[Start PROVIDED DATA]

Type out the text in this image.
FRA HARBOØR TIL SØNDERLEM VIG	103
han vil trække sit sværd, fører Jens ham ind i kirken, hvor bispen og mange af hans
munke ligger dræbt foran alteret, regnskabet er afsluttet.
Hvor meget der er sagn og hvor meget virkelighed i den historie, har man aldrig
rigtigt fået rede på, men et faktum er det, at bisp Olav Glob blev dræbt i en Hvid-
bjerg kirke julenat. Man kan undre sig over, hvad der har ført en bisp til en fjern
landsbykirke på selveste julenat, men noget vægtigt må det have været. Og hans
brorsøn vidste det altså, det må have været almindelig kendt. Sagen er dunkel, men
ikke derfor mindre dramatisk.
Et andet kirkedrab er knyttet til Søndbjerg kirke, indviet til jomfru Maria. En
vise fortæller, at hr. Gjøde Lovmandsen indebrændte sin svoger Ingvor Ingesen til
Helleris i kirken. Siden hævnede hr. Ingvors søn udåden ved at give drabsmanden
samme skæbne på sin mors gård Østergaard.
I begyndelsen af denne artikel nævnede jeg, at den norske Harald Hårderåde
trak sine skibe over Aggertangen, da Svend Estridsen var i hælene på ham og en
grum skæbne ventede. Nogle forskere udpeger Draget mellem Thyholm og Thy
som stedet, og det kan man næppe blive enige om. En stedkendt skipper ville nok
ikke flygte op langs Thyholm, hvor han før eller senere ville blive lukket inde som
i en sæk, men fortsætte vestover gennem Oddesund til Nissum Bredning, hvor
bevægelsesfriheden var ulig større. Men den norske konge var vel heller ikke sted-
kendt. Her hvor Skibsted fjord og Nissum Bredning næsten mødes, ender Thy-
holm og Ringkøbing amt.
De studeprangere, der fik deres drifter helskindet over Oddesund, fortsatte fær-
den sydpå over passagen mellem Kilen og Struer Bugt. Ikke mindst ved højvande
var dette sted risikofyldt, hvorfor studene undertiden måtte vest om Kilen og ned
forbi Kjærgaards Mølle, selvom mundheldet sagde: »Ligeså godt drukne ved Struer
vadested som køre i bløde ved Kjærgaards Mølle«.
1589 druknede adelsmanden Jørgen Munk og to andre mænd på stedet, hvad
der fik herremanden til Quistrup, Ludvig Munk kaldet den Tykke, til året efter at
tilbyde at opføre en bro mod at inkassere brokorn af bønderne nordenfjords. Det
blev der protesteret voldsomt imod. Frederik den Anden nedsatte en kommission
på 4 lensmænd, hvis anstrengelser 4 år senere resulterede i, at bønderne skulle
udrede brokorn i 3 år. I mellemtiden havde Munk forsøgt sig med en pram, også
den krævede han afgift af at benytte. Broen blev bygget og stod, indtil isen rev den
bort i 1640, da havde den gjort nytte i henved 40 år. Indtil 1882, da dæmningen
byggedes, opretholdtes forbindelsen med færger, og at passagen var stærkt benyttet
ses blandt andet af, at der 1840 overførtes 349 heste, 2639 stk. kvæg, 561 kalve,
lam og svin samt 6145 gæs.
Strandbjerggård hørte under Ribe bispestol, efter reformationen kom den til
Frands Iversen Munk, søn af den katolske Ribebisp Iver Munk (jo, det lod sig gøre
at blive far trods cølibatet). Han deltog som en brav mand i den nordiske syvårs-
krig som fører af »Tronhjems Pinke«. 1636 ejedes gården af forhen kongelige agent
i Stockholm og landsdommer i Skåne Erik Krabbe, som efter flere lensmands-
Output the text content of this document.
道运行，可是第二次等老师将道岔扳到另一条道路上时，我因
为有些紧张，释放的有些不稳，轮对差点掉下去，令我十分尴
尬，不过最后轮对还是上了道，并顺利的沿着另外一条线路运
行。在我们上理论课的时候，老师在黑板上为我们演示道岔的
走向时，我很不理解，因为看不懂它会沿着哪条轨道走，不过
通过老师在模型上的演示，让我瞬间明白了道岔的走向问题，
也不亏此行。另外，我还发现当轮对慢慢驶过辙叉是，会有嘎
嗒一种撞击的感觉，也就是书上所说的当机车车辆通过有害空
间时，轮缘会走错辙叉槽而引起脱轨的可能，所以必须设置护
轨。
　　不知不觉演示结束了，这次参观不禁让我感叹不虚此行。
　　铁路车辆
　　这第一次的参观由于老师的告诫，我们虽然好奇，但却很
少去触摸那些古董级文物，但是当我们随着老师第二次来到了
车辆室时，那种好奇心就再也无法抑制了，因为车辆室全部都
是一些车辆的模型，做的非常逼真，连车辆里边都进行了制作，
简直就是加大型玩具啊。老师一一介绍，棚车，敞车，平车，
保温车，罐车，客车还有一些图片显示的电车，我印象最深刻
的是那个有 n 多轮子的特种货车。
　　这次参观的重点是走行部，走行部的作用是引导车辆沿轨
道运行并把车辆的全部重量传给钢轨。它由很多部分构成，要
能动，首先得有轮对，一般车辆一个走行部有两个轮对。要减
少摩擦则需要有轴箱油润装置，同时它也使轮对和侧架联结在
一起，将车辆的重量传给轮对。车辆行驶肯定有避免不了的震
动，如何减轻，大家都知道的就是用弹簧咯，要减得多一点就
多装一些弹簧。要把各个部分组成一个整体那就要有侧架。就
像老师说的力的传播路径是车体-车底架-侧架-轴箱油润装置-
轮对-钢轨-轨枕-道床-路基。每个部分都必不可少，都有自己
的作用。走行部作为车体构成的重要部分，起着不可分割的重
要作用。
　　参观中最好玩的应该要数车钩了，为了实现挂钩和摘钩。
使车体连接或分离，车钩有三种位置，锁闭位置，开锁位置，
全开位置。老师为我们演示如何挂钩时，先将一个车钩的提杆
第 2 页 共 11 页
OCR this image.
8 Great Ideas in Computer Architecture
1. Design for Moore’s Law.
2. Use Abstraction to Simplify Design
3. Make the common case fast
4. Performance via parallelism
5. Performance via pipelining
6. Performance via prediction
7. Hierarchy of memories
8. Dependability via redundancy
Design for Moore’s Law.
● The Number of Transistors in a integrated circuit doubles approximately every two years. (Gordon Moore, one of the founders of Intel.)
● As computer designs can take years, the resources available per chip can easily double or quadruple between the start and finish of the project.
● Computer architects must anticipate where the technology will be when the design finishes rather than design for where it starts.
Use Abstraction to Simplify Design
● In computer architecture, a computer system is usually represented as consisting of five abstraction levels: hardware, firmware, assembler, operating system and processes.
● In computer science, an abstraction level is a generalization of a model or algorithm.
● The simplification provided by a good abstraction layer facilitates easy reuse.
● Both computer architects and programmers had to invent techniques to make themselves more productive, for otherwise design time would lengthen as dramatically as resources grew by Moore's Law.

[End PROVIDED DATA]

(REQUIRED TASK): Write down the full listing again, exactly.

(ANSWER TO THE TASK):
Type out the text in this image.
FRA HARBOØR TIL SØNDERLEM VIG	103
han vil trække sit sværd, fører Jens ham ind i kirken, hvor bispen og mange af hans
munke ligger dræbt foran alteret, regnskabet er afsluttet.
Hvor meget der er sagn og hvor meget virkelighed i den historie, har man aldrig
rigtigt fået rede på, men et faktum er det, at bisp Olav Glob blev dræbt i en Hvid-
bjerg kirke julenat. Man kan undre sig over, hvad der har ført en bisp til en fjern
landsbykirke på selveste julenat, men noget vægtigt må det have været. Og hans
brorsøn vidste det altså, det må have været almindelig kendt. Sagen er dunkel, men
ikke derfor mindre dramatisk.
Et andet kirkedrab er knyttet til Søndbjerg kirke, indviet til jomfru Maria. En
vise fortæller, at hr. Gjøde Lovmandsen indebrændte sin svoger Ingvor Ingesen til
Helleris i kirken. Siden hævnede hr. Ingvors søn udåden ved at give drabsmanden
samme skæbne på sin mors gård Østergaard.
I begyndelsen af denne artikel nævnede jeg, at den norske Harald Hårderåde
trak sine skibe over Aggertangen, da Svend Estridsen var i hælene på ham og en
grum skæbne ventede. Nogle forskere udpeger Draget mellem Thyholm og Thy
som stedet, og det kan man næppe blive enige om. En stedkendt skipper ville nok
ikke flygte op langs Thyholm, hvor han før eller senere ville blive lukket inde som
i en sæk, men fortsætte vestover gennem Oddesund til Nissum Bredning, hvor
bevægelsesfriheden var ulig større. Men den norske konge var vel heller ikke sted-
kendt. Her hvor Skibsted fjord og Nissum Bredning næsten mødes, ender Thy-
holm og Ringkøbing amt.
De studeprangere, der fik deres drifter helskindet over Oddesund, fortsatte fær-
den sydpå over passagen mellem Kilen og Struer Bugt. Ikke mindst ved højvande
var dette sted risikofyldt, hvorfor studene undertiden måtte vest om Kilen og ned
forbi Kjærgaards Mølle, selvom mundheldet sagde: »Ligeså godt drukne ved Struer
vadested som køre i bløde ved Kjærgaards Mølle«.
1589 druknede adelsmanden Jørgen Munk og to andre mænd på stedet, hvad
der fik herremanden til Quistrup, Ludvig Munk kaldet den Tykke, til året efter at
tilbyde at opføre en bro mod at inkassere brokorn af bønderne nordenfjords. Det
blev der protesteret voldsomt imod. Frederik den Anden nedsatte en kommission
på 4 lensmænd, hvis anstrengelser 4 år senere resulterede i, at bønderne skulle
udrede brokorn i 3 år. I mellemtiden havde Munk forsøgt sig med en pram, også
den krævede han afgift af at benytte. Broen blev bygget og stod, indtil isen rev den
bort i 1640, da havde den gjort nytte i henved 40 år. Indtil 1882, da dæmningen
byggedes, opretholdtes forbindelsen med færger, og at passagen var stærkt benyttet
ses blandt andet af, at der 1840 overførtes 349 heste, 2639 stk. kvæg, 561 kalve,
lam og svin samt 6145 gæs.
Strandbjerggård hørte under Ribe bispestol, efter reformationen kom den til
Frands Iversen Munk, søn af den katolske Ribebisp Iver Munk (jo, det lod sig gøre
at blive far trods cølibatet). Han deltog som en brav mand i den nordiske syvårs-
krig som fører af »Tronhjems Pinke«. 1636 ejedes gården af forhen kongelige agent
i Stockholm og landsdommer i Skåne Erik Krabbe, som efter flere lensmands-
Output the text content of this document.
道运行，可是第二次等老师将道岔扳到另一条道路上时，我因
为有些紧张，释放的有些不稳，轮对差点掉下去，令我十分尴
尬，不过最后轮对还是上了道，并顺利的沿着另外一条线路运
行。在我们上理论课的时候，老师在黑板上为我们演示道岔的
走向时，我很不理解，因为看不懂它会沿着哪条轨道走，不过
通过老师在模型上的演示，让我瞬间明白了道岔的走向问题，
也不亏此行。另外，我还发现当轮对慢慢驶过辙叉是，会有嘎
嗒一种撞击的感觉，也就是书上所说的当机车车辆通过有害空
间时，轮缘会走错辙叉槽而引起脱轨的可能，所以必须设置护
轨。
　　不知不觉演示结束了，这次参观不禁让我感叹不虚此行。
　　铁路车辆
　　这第一次的参观由于老师的告诫，我们虽然好奇，但却很
少去触摸那些古董级文物，但是当我们随着老师第二次来到了
车辆室时，那种好奇心就再也无法抑制了，因为车辆室全部都
是一些车辆的模型，做的非常逼真，连车辆里边都进行了制作，
简直就是加大型玩具啊。老师一一介绍，棚车，敞车，平车，
保温车，罐车，客车还有一些图片显示的电车，我印象最深刻
的是那个有 n 多轮子的特种货车。
　　这次参观的重点是走行部，走行部的作用是引导车辆沿轨
道运行并把车辆的全部重量传给钢轨。它由很多部分构成，要
能动，首先得有轮对，一般车辆一个走行部有两个轮对。要减
少摩擦则需要有轴箱油润装置，同时它也使轮对和侧架联结在
一起，将车辆的重量传给轮对。车辆行驶肯定有避免不了的震
动，如何减轻，大家都知道的就是用弹簧咯，要减得多一点就
多装一些弹簧。要把各个部分组成一个整体那就要有侧架。就
像老师说的力的传播路径是车体-车底架-侧架-轴箱油润装置-
轮对-钢轨-轨枕-道床-路基。每个部分都必不可少，都有自己
的作用。走行部作为车体构成的重要部分，起着不可分割的重
要作用。
　　参观中最好玩的应该要数车钩了，为了实现挂钩和摘钩。
使车体连接或分离，车钩有三种位置，锁闭位置，开锁位置，
全开位置。老师为我们演示如何挂钩时，先将一个车钩的提杆
第 2 页 共 11 页
OCR this image.
8 Great Ideas in Computer Architecture
1. Design for Moore’s Law.
2. Use Abstraction to Simplify Design
3. Make the common case fast
4. Performance via parallelism
5. Performance via pipelining
6. Performance via prediction
7. Hierarchy of memories
8. Dependability via redundancy
Design for Moore’s Law.
● The Number of Transistors in a integrated circuit doubles approximately every two years. (Gordon Moore, one of the founders of Intel.)
● As computer designs can take years, the resources available per chip can easily double or quadruple between the start and finish of the project.
● Computer architects must anticipate where the technology will be when the design finishes rather than design for where it starts.
Use Abstraction to Simplify Design
● In computer architecture, a computer system is usually represented as consisting of five abstraction levels: hardware, firmware, assembler, operating system and processes.
● In computer science, an abstraction level is a generalization of a model or algorithm.
● The simplification provided by a good abstraction layer facilitates easy reuse.
● Both computer architects and programmers had to invent techniques to make themselves more productive, for otherwise design time would lengthen as dramatically as resources grew by Moore's Law.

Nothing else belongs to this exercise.